THE REQUEST:
The records below should be written out again, exactly.

○ ○ ○

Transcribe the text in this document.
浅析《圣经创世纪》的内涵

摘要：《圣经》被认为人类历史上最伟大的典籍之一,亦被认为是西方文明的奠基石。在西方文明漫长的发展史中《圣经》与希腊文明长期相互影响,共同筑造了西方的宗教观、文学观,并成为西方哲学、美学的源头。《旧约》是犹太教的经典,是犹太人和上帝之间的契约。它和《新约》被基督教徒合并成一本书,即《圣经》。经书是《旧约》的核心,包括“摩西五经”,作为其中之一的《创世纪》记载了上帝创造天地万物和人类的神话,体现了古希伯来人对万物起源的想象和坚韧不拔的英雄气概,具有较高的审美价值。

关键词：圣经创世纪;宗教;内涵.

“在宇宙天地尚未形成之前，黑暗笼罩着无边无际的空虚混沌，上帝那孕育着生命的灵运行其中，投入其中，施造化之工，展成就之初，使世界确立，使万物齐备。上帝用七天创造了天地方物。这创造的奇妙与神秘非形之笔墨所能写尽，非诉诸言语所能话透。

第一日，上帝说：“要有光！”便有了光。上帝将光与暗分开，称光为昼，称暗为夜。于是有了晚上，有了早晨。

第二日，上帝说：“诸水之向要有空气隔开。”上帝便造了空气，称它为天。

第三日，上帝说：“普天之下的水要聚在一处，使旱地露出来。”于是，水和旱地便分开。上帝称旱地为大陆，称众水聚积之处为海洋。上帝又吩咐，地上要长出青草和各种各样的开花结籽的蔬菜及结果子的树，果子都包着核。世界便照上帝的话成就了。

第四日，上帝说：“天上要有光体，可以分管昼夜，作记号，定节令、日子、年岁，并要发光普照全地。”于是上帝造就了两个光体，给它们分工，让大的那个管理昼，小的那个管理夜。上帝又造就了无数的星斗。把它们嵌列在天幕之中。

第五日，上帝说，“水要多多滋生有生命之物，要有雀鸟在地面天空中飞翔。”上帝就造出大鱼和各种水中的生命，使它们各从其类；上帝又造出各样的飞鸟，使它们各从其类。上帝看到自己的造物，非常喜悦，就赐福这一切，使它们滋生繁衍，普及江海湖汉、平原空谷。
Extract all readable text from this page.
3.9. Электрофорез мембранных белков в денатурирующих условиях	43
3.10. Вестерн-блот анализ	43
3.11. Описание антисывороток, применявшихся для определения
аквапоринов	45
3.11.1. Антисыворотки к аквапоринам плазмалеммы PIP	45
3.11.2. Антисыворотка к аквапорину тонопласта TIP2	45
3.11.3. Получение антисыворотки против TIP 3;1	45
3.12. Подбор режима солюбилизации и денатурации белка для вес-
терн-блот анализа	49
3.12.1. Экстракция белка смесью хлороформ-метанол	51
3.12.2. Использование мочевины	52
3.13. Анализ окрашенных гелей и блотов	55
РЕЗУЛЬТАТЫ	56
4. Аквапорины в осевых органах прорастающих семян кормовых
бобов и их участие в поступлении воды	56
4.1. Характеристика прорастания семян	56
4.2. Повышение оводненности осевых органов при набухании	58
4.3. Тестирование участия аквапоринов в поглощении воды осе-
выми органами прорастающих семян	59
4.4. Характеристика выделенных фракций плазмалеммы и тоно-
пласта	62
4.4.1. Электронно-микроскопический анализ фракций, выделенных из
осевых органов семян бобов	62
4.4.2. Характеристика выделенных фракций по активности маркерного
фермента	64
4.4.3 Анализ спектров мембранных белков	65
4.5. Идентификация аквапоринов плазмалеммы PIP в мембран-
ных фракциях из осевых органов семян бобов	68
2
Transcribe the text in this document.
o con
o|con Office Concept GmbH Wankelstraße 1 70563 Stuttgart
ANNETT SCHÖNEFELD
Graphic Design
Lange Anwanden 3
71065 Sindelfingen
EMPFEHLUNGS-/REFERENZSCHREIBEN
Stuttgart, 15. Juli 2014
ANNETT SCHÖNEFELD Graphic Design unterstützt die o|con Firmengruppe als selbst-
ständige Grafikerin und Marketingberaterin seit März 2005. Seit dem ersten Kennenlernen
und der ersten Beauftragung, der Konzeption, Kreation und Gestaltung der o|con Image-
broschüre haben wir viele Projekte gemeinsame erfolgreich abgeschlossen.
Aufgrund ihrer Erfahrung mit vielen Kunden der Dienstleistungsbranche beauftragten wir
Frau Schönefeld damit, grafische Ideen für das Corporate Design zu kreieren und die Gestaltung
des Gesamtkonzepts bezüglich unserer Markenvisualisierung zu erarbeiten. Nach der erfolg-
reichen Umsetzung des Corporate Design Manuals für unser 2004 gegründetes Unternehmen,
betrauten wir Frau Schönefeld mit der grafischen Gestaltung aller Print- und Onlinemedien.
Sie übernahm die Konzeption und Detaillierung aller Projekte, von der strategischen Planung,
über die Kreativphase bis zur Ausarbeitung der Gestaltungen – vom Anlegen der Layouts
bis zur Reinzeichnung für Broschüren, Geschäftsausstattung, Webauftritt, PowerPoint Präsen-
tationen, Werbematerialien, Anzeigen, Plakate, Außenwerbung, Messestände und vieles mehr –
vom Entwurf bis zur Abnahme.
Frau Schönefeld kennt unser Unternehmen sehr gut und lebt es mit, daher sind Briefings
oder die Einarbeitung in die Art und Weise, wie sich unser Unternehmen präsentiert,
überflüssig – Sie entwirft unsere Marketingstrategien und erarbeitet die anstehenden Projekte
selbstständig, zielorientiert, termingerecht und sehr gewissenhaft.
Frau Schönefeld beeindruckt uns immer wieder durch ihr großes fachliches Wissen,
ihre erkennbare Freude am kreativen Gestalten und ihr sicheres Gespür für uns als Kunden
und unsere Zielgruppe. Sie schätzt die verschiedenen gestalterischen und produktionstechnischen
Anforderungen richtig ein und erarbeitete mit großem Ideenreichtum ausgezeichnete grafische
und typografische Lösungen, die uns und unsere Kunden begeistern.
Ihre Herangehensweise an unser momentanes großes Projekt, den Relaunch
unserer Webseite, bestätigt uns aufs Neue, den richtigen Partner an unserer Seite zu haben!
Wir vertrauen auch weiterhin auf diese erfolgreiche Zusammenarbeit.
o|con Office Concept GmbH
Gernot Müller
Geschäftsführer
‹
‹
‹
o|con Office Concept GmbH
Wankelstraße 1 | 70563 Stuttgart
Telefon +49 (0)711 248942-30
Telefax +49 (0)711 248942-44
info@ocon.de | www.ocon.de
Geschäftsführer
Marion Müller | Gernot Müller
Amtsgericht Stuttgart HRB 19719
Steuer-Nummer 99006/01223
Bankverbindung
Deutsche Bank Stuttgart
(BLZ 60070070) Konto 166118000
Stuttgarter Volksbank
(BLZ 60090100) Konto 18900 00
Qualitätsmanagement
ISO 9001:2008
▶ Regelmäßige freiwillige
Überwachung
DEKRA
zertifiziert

○ ○ ○

EXERCISE ANSWER:
Transcribe the text in this document.
浅析《圣经创世纪》的内涵

摘要：《圣经》被认为人类历史上最伟大的典籍之一,亦被认为是西方文明的奠基石。在西方文明漫长的发展史中《圣经》与希腊文明长期相互影响,共同筑造了西方的宗教观、文学观,并成为西方哲学、美学的源头。《旧约》是犹太教的经典,是犹太人和上帝之间的契约。它和《新约》被基督教徒合并成一本书,即《圣经》。经书是《旧约》的核心,包括“摩西五经”,作为其中之一的《创世纪》记载了上帝创造天地万物和人类的神话,体现了古希伯来人对万物起源的想象和坚韧不拔的英雄气概,具有较高的审美价值。

关键词：圣经创世纪;宗教;内涵.

“在宇宙天地尚未形成之前，黑暗笼罩着无边无际的空虚混沌，上帝那孕育着生命的灵运行其中，投入其中，施造化之工，展成就之初，使世界确立，使万物齐备。上帝用七天创造了天地方物。这创造的奇妙与神秘非形之笔墨所能写尽，非诉诸言语所能话透。

第一日，上帝说：“要有光！”便有了光。上帝将光与暗分开，称光为昼，称暗为夜。于是有了晚上，有了早晨。

第二日，上帝说：“诸水之向要有空气隔开。”上帝便造了空气，称它为天。

第三日，上帝说：“普天之下的水要聚在一处，使旱地露出来。”于是，水和旱地便分开。上帝称旱地为大陆，称众水聚积之处为海洋。上帝又吩咐，地上要长出青草和各种各样的开花结籽的蔬菜及结果子的树，果子都包着核。世界便照上帝的话成就了。

第四日，上帝说：“天上要有光体，可以分管昼夜，作记号，定节令、日子、年岁，并要发光普照全地。”于是上帝造就了两个光体，给它们分工，让大的那个管理昼，小的那个管理夜。上帝又造就了无数的星斗。把它们嵌列在天幕之中。

第五日，上帝说，“水要多多滋生有生命之物，要有雀鸟在地面天空中飞翔。”上帝就造出大鱼和各种水中的生命，使它们各从其类；上帝又造出各样的飞鸟，使它们各从其类。上帝看到自己的造物，非常喜悦，就赐福这一切，使它们滋生繁衍，普及江海湖汉、平原空谷。
Extract all readable text from this page.
3.9. Электрофорез мембранных белков в денатурирующих условиях	43
3.10. Вестерн-блот анализ	43
3.11. Описание антисывороток, применявшихся для определения
аквапоринов	45
3.11.1. Антисыворотки к аквапоринам плазмалеммы PIP	45
3.11.2. Антисыворотка к аквапорину тонопласта TIP2	45
3.11.3. Получение антисыворотки против TIP 3;1	45
3.12. Подбор режима солюбилизации и денатурации белка для вес-
терн-блот анализа	49
3.12.1. Экстракция белка смесью хлороформ-метанол	51
3.12.2. Использование мочевины	52
3.13. Анализ окрашенных гелей и блотов	55
РЕЗУЛЬТАТЫ	56
4. Аквапорины в осевых органах прорастающих семян кормовых
бобов и их участие в поступлении воды	56
4.1. Характеристика прорастания семян	56
4.2. Повышение оводненности осевых органов при набухании	58
4.3. Тестирование участия аквапоринов в поглощении воды осе-
выми органами прорастающих семян	59
4.4. Характеристика выделенных фракций плазмалеммы и тоно-
пласта	62
4.4.1. Электронно-микроскопический анализ фракций, выделенных из
осевых органов семян бобов	62
4.4.2. Характеристика выделенных фракций по активности маркерного
фермента	64
4.4.3 Анализ спектров мембранных белков	65
4.5. Идентификация аквапоринов плазмалеммы PIP в мембран-
ных фракциях из осевых органов семян бобов	68
2
Transcribe the text in this document.
o con
o|con Office Concept GmbH Wankelstraße 1 70563 Stuttgart
ANNETT SCHÖNEFELD
Graphic Design
Lange Anwanden 3
71065 Sindelfingen
EMPFEHLUNGS-/REFERENZSCHREIBEN
Stuttgart, 15. Juli 2014
ANNETT SCHÖNEFELD Graphic Design unterstützt die o|con Firmengruppe als selbst-
ständige Grafikerin und Marketingberaterin seit März 2005. Seit dem ersten Kennenlernen
und der ersten Beauftragung, der Konzeption, Kreation und Gestaltung der o|con Image-
broschüre haben wir viele Projekte gemeinsame erfolgreich abgeschlossen.
Aufgrund ihrer Erfahrung mit vielen Kunden der Dienstleistungsbranche beauftragten wir
Frau Schönefeld damit, grafische Ideen für das Corporate Design zu kreieren und die Gestaltung
des Gesamtkonzepts bezüglich unserer Markenvisualisierung zu erarbeiten. Nach der erfolg-
reichen Umsetzung des Corporate Design Manuals für unser 2004 gegründetes Unternehmen,
betrauten wir Frau Schönefeld mit der grafischen Gestaltung aller Print- und Onlinemedien.
Sie übernahm die Konzeption und Detaillierung aller Projekte, von der strategischen Planung,
über die Kreativphase bis zur Ausarbeitung der Gestaltungen – vom Anlegen der Layouts
bis zur Reinzeichnung für Broschüren, Geschäftsausstattung, Webauftritt, PowerPoint Präsen-
tationen, Werbematerialien, Anzeigen, Plakate, Außenwerbung, Messestände und vieles mehr –
vom Entwurf bis zur Abnahme.
Frau Schönefeld kennt unser Unternehmen sehr gut und lebt es mit, daher sind Briefings
oder die Einarbeitung in die Art und Weise, wie sich unser Unternehmen präsentiert,
überflüssig – Sie entwirft unsere Marketingstrategien und erarbeitet die anstehenden Projekte
selbstständig, zielorientiert, termingerecht und sehr gewissenhaft.
Frau Schönefeld beeindruckt uns immer wieder durch ihr großes fachliches Wissen,
ihre erkennbare Freude am kreativen Gestalten und ihr sicheres Gespür für uns als Kunden
und unsere Zielgruppe. Sie schätzt die verschiedenen gestalterischen und produktionstechnischen
Anforderungen richtig ein und erarbeitete mit großem Ideenreichtum ausgezeichnete grafische
und typografische Lösungen, die uns und unsere Kunden begeistern.
Ihre Herangehensweise an unser momentanes großes Projekt, den Relaunch
unserer Webseite, bestätigt uns aufs Neue, den richtigen Partner an unserer Seite zu haben!
Wir vertrauen auch weiterhin auf diese erfolgreiche Zusammenarbeit.
o|con Office Concept GmbH
Gernot Müller
Geschäftsführer
‹
‹
‹
o|con Office Concept GmbH
Wankelstraße 1 | 70563 Stuttgart
Telefon +49 (0)711 248942-30
Telefax +49 (0)711 248942-44
info@ocon.de | www.ocon.de
Geschäftsführer
Marion Müller | Gernot Müller
Amtsgericht Stuttgart HRB 19719
Steuer-Nummer 99006/01223
Bankverbindung
Deutsche Bank Stuttgart
(BLZ 60070070) Konto 166118000
Stuttgarter Volksbank
(BLZ 60090100) Konto 18900 00
Qualitätsmanagement
ISO 9001:2008
▶ Regelmäßige freiwillige
Überwachung
DEKRA
zertifiziert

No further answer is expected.